To do
Reproduce the records below in full and word for word, excluding pictures.

Stored entries:
§ §
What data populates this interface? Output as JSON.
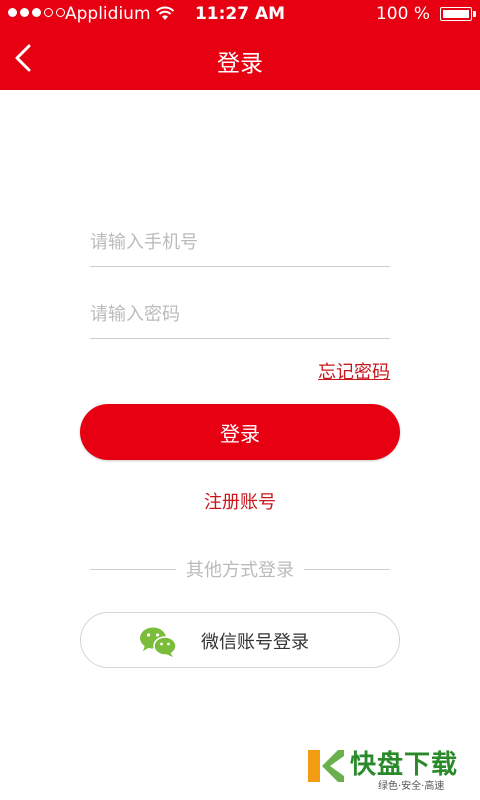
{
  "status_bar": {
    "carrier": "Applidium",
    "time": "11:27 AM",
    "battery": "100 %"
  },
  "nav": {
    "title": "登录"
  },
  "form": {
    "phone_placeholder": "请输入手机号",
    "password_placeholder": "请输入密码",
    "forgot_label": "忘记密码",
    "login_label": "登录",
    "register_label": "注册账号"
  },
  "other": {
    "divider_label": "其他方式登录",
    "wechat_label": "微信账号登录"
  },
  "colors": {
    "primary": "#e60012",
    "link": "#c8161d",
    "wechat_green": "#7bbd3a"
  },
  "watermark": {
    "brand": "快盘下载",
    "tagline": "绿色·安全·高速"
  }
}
§ §
Solution below
What data populates this interface? Output as JSON.
{
  "status_bar": {
    "carrier": "Applidium",
    "time": "11:27 AM",
    "battery": "100 %"
  },
  "nav": {
    "title": "登录"
  },
  "form": {
    "phone_placeholder": "请输入手机号",
    "password_placeholder": "请输入密码",
    "forgot_label": "忘记密码",
    "login_label": "登录",
    "register_label": "注册账号"
  },
  "other": {
    "divider_label": "其他方式登录",
    "wechat_label": "微信账号登录"
  },
  "colors": {
    "primary": "#e60012",
    "link": "#c8161d",
    "wechat_green": "#7bbd3a"
  },
  "watermark": {
    "brand": "快盘下载",
    "tagline": "绿色·安全·高速"
  }
}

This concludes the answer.